# Word Transcript Tabulator Recipe

This notebook is a computational recipe to help you to take a collection of transcripts in word documents (_docx_ only) and turn them into a structured tabular format suitable for working with computational analytics approaches.

It will also:

1. Help you check for and identify some inconsistencies in your transcripts (for example, missing and inconsistent speaker codes).
2. Prepare a spreadsheet description of your dataset that can be converted to a standard metadata format (RO-Crate).

## Assumptions and Preparation:

- You have a set of transcripts as Microsoft Word (`.docx`) files.
- Transcripts are formatted as one line/paragraph per speaker turn.
- There is one speaker per turn, indicated by a speaker code at the start of the turn and ending with a colon (`:`) character.
- Blank lines can be ignored.
- No formatting of text is used to indicate important information: this process will remove styling information like *bold* and _italics_.
- This won't be perfect: be prepared to spend time identifying and fixing errors.

## This isn't for you if:

1. You don't have your transcripts in Word format.
2. You have formatted your transcripts as tables in Word.


## Workflow Overview

1. Upload your transcripts in `.docx` format to the transcripts folder.
2. Run the script to produce an initial file for examination and manual changes.
4. Use the produced metadata to identify and fix inconsistencies in the transcripts *in word* - reupload any changed versions and try again.
5. Fill in the metadata for speaker_codes and speakers. (Match codes in transcripts to speaker_ids, give details known about speakers).


# Getting Started

1. Upload your transcripts in `.docx` format into the `transcripts` folder on the left - you might might need to expand the left hand tab by clicking on the `icon of a folder`. Nested files are currently not supported.
2. Run the code blocks below one at a time - you can run a code block by placing your cursor (clicking into) that cell and pressing the play button or entering the keyboard shortcut `shift-enter`.


In [1]:
# Load the libraries we're going to use
library(officer)
library(writexl)
library(dplyr)
library(stringr)

# Define some helper functions: these are how we extract individual units of data from your transcripts

# Do the initial extraction from a particular file
prepare_transcripts <- function(transcript_file_path, speaker_regex, remove_speaker_regex){
    print(transcript_file_path)
    
    # Load the file from word
    transcript_df <- officer::docx_summary(officer::read_docx(transcript_file_path))
    
    # Remove any lines that contain only whitespace
    transcript_df <- transcript_df %>%
        filter(trimws(transcript_df$text) != '')
    
    # Attach the filepath as a column so we can trace this back
    transcript_df$source_file <- basename(transcript_file_path)
    
    # Keep a copy of the original text so we can always compare the processing
    transcript_df$source_text <- transcript_df$text
    
    # Extract the speaker codes via regex - match up to, but don't include the first colon.
    transcript_df$speaker_code <- stringr::str_extract(transcript_df$source_text, speaker_regex)

* **Problem set**:
[1] Please list every R library that the transcript tabulator recipe loads.
[2] Resume the transcript tabulator recipe, starting right after its final line of code.

* **Listing**:
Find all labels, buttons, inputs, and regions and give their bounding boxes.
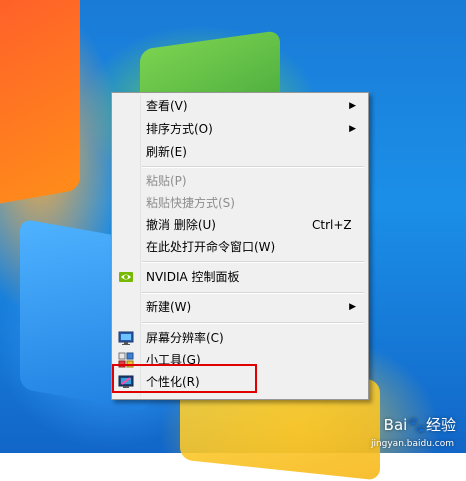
nvidia-icon (118, 269, 134, 285)
menu-item-refresh[interactable]: 刷新(E) (114, 141, 366, 163)
menu-item-label: 屏幕分辨率(C) (146, 331, 224, 345)
submenu-arrow-icon: ▶ (349, 124, 356, 134)
menu-item-label: 查看(V) (146, 99, 188, 113)
menu-item-label: 在此处打开命令窗口(W) (146, 240, 276, 254)
menu-item-undo-delete[interactable]: 撤消 删除(U) Ctrl+Z (114, 214, 366, 236)
menu-item-label: 刷新(E) (146, 145, 187, 159)
menu-item-label: 粘贴(P) (146, 174, 187, 188)
menu-item-new[interactable]: 新建(W) ▶ (114, 296, 366, 318)
menu-item-label: 粘贴快捷方式(S) (146, 196, 235, 210)
menu-item-screen-resolution[interactable]: 屏幕分辨率(C) (114, 327, 366, 349)
menu-item-nvidia-control-panel[interactable]: NVIDIA 控制面板 (114, 266, 366, 288)
baidu-jingyan-logo: Bai🐾经验 (383, 416, 456, 434)
wallpaper-pane-red (0, 0, 80, 211)
submenu-arrow-icon: ▶ (349, 302, 356, 312)
menu-separator (142, 322, 364, 324)
menu-item-label: 撤消 删除(U) (146, 218, 216, 232)
menu-item-label: NVIDIA 控制面板 (146, 270, 240, 284)
menu-separator (142, 166, 364, 168)
desktop-context-menu: 查看(V) ▶ 排序方式(O) ▶ 刷新(E) 粘贴(P) 粘贴快捷方式(S) … (111, 92, 369, 400)
monitor-icon (118, 330, 134, 346)
annotation-highlight-box (112, 364, 257, 393)
menu-item-view[interactable]: 查看(V) ▶ (114, 95, 366, 117)
submenu-arrow-icon: ▶ (349, 101, 356, 111)
menu-item-label: 新建(W) (146, 300, 192, 314)
menu-item-shortcut: Ctrl+Z (312, 218, 352, 232)
menu-item-sort-by[interactable]: 排序方式(O) ▶ (114, 118, 366, 140)
menu-item-paste-shortcut: 粘贴快捷方式(S) (114, 192, 366, 214)
menu-separator (142, 292, 364, 294)
menu-item-open-command-window[interactable]: 在此处打开命令窗口(W) (114, 236, 366, 258)
menu-item-label: 排序方式(O) (146, 122, 213, 136)
menu-separator (142, 261, 364, 263)
watermark-url: jingyan.baidu.com (370, 439, 454, 449)
menu-item-paste: 粘贴(P) (114, 170, 366, 192)
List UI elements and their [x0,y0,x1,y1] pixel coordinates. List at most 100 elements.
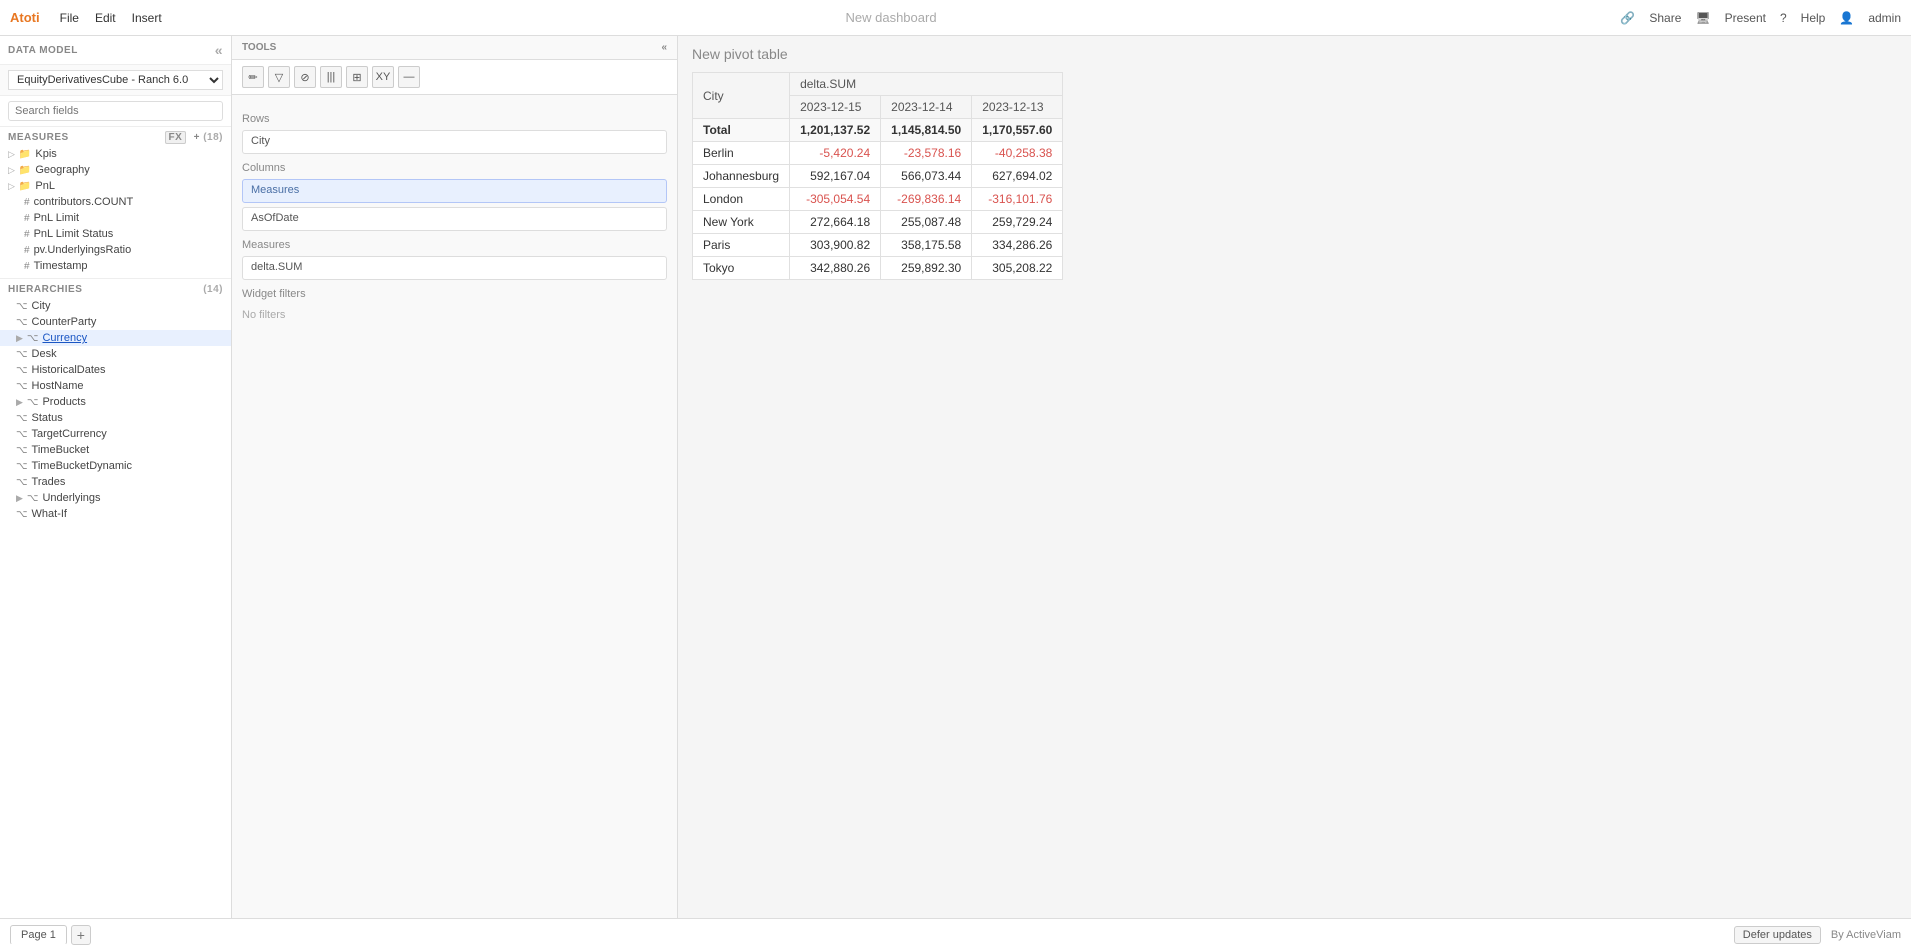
grid-icon[interactable]: ⊞ [346,66,368,88]
geography-folder[interactable]: ▷ 📁 Geography [0,162,231,178]
collapse-tools[interactable]: « [661,42,667,53]
value-cell: -305,054.54 [790,188,881,211]
city-cell: New York [693,211,790,234]
products-label: Products [42,396,85,408]
bottom-right: Defer updates By ActiveViam [1734,926,1901,944]
pnl-folder[interactable]: ▷ 📁 PnL [0,178,231,194]
admin-label[interactable]: admin [1868,11,1901,25]
page-1-tab[interactable]: Page 1 [10,925,67,945]
status-label: Status [32,412,63,424]
cube-selector[interactable]: EquityDerivativesCube - Ranch 6.0 [0,65,231,96]
value-cell: -40,258.38 [972,142,1063,165]
hierarchy-icon-2: ⌥ [16,317,28,328]
value-cell: 592,167.04 [790,165,881,188]
fx-button[interactable]: fx [165,131,187,144]
share-button[interactable]: Share [1649,11,1681,25]
help-button[interactable]: Help [1801,11,1826,25]
timestamp-item[interactable]: # Timestamp [0,258,231,274]
rows-drop-zone[interactable]: City [242,130,667,154]
table-row: Tokyo342,880.26259,892.30305,208.22 [693,257,1063,280]
value-cell: -23,578.16 [881,142,972,165]
timebucket-hierarchy[interactable]: ⌥ TimeBucket [0,442,231,458]
hierarchy-icon-13: ⌥ [27,493,39,504]
hierarchies-label: HIERARCHIES [8,284,82,295]
desk-hierarchy[interactable]: ⌥ Desk [0,346,231,362]
underlyings-label: Underlyings [42,492,100,504]
edit-icon[interactable]: ✏ [242,66,264,88]
pnl-limit-status-item[interactable]: # PnL Limit Status [0,226,231,242]
minus-icon[interactable]: — [398,66,420,88]
defer-updates-button[interactable]: Defer updates [1734,926,1821,944]
delta-sum-header: delta.SUM [790,73,1063,96]
add-measure-btn[interactable]: + [194,132,200,143]
pv-underlyings-item[interactable]: # pv.UnderlyingsRatio [0,242,231,258]
hierarchies-count: (14) [203,284,223,295]
columns-measures-zone[interactable]: Measures [242,179,667,203]
value-cell: 358,175.58 [881,234,972,257]
date3-header: 2023-12-13 [972,96,1063,119]
contributors-count-item[interactable]: # contributors.COUNT [0,194,231,210]
value-cell: 1,201,137.52 [790,119,881,142]
value-cell: 627,694.02 [972,165,1063,188]
columns-label: Columns [242,162,667,174]
page-tabs: Page 1 + [10,925,91,945]
timebucketdynamic-hierarchy[interactable]: ⌥ TimeBucketDynamic [0,458,231,474]
pv-underlyings-label: pv.UnderlyingsRatio [34,244,132,256]
folder-icon-3: 📁 [19,181,31,192]
trades-hierarchy[interactable]: ⌥ Trades [0,474,231,490]
hierarchy-icon: ⌥ [16,301,28,312]
historical-dates-hierarchy[interactable]: ⌥ HistoricalDates [0,362,231,378]
pnl-limit-item[interactable]: # PnL Limit [0,210,231,226]
nav-edit[interactable]: Edit [95,11,116,25]
hierarchy-icon-11: ⌥ [16,461,28,472]
city-label: City [32,300,51,312]
currency-hierarchy[interactable]: ▶ ⌥ Currency [0,330,231,346]
measures-drop-zone[interactable]: delta.SUM [242,256,667,280]
search-input[interactable] [8,101,223,121]
value-cell: -316,101.76 [972,188,1063,211]
collapse-data-model[interactable]: « [215,42,223,58]
underlyings-hierarchy[interactable]: ▶ ⌥ Underlyings [0,490,231,506]
pnl-arrow: ▷ [8,181,15,192]
pivot-table-wrapper: City delta.SUM 2023-12-15 2023-12-14 202… [678,72,1911,918]
kpis-label: Kpis [35,148,56,160]
filter-icon[interactable]: ▽ [268,66,290,88]
columns-icon[interactable]: ||| [320,66,342,88]
hierarchy-icon-7: ⌥ [27,397,39,408]
columns-asofdate-zone[interactable]: AsOfDate [242,207,667,231]
dashboard-title: New dashboard [162,10,1621,25]
hierarchy-icon-5: ⌥ [16,365,28,376]
app-name: Atoti [10,10,40,25]
date2-header: 2023-12-14 [881,96,972,119]
kpis-arrow: ▷ [8,149,15,160]
nav-file[interactable]: File [60,11,79,25]
bottom-bar: Page 1 + Defer updates By ActiveViam [0,918,1911,950]
kpis-folder[interactable]: ▷ 📁 Kpis [0,146,231,162]
table-row: Berlin-5,420.24-23,578.16-40,258.38 [693,142,1063,165]
xy-icon[interactable]: XY [372,66,394,88]
present-button[interactable]: Present [1725,11,1766,25]
date1-header: 2023-12-15 [790,96,881,119]
city-hierarchy[interactable]: ⌥ City [0,298,231,314]
toolbar-icons: ✏ ▽ ⊘ ||| ⊞ XY — [232,60,677,95]
trades-label: Trades [32,476,66,488]
nav-insert[interactable]: Insert [132,11,162,25]
whatif-label: What-If [32,508,67,520]
no-filters-label: No filters [242,305,667,325]
cube-select[interactable]: EquityDerivativesCube - Ranch 6.0 [8,70,223,90]
add-page-button[interactable]: + [71,925,91,945]
sort-icon[interactable]: ⊘ [294,66,316,88]
products-hierarchy[interactable]: ▶ ⌥ Products [0,394,231,410]
measure-icon-4: # [24,245,30,256]
hostname-hierarchy[interactable]: ⌥ HostName [0,378,231,394]
whatif-hierarchy[interactable]: ⌥ What-If [0,506,231,522]
targetcurrency-hierarchy[interactable]: ⌥ TargetCurrency [0,426,231,442]
status-hierarchy[interactable]: ⌥ Status [0,410,231,426]
folder-icon-2: 📁 [19,165,31,176]
value-cell: 1,170,557.60 [972,119,1063,142]
tools-panel: TOOLS « ✏ ▽ ⊘ ||| ⊞ XY — Rows City Colum… [232,36,678,918]
hierarchy-icon-3: ⌥ [27,333,39,344]
counterparty-hierarchy[interactable]: ⌥ CounterParty [0,314,231,330]
contributors-count-label: contributors.COUNT [34,196,134,208]
timebucket-label: TimeBucket [32,444,90,456]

* **Answers to the problems**:
[1] officer, writexl, dplyr, stringr

[2]
    # And replace the original text with the speaker code removed
    transcript_df$text <- NULL
    transcript_df$text <- stringr::str_replace(transcript_df$source_text, remove_speaker_regex, "")    

    return(transcript_df)
}


“package ‘writexl’ was built under R version 4.4.3”

Attaching package: ‘dplyr’


The following objects are masked from ‘package:stats’:

    filter, lag


The following objects are masked from ‘package:base’:

    intersect, setdiff, setequal, union




# Extract Turns and Speaker Information

This next block of code will load all of the transcript files you have uploaded and:

1. Remove the headers.
2. Extract the individual turns of speakers as rows.
3. Join lines with leading whitespace (turns with manual line breaks) into single turns

In [2]:
# Now let's actually load your transcripts

# List all of the docx files in the transcripts folder
transcript_files = list.files("transcripts", full.names=TRUE, pattern="*.docx")

paste0("Loading: ", length(transcript_files), " transcripts:") 

# The speaker code matches: a block of alphanumeric characters from the start of the turn,
# up to, but not including the first colon. This will break if:
# - the speaker code has a space
speaker_regex <- '^[[:alpha:]]+?(?=:)'
# This will match the speaker code, and the colon character, and any whitespace characters following.
remove_speaker_regex <- '^[[:alpha:]]+?:[[:space:]]*'

# TODO: figure out how to handle warnings without scaring people and ignoring them...
# Load each transcript, extract the paragraphs of the document as rows in a dataframe, using the officer package
loaded_docs <- lapply(transcript_files, prepare_transcripts, speaker_regex=speaker_regex, remove_speaker_regex=remove_speaker_regex)

# Combine the transcripts together into a single dataframe.
combined_transcripts <- bind_rows(loaded_docs)

[1] "transcripts/Transcrp-BethDaniel.docx"
[1] "transcripts/Transcrp-HeatherMarie.docx"
[1] "transcripts/Transcrp-LisaFiona.docx"
[1] "transcripts/Transcrp-MarkKylie.docx"
[1] "transcripts/Transcrp-NatalieKen.docx"
[1] "transcripts/Transcrp-SuzanneLen.docx"


In [3]:
# Now prepare three views of this dataset, and combine them with the existing data in the spreadsheet.
# Merge or replace test?

# Summary of the files and number of turns
transcript_turns <- combined_transcripts %>% 
    group_by(source_file) %>% 
    summarise(turns=n(), speaker_count=n_distinct(speaker_code))

# Info about the speaker-codes in each transcript
speaker_code_summary <- combined_transcripts %>% 
    group_by(source_file, speaker_code) %>%
    summarise(n_turns=n(), first_turn=min(doc_index), last_turn=max(doc_index), .groups="drop_last")

# Select and order columns for display
output_turns <- combined_transcripts %>% 
    select(speaker_code, text, source_file, source_text, doc_index)

# An (initially empty) table for speaker information
sheets <- list(
    transcripts = transcript_turns, 
    turns = output_turns, 
    speaker_codes = speaker_code_summary
)

write_xlsx(
    sheets,
    path='combined_transcripts.xlsx'
)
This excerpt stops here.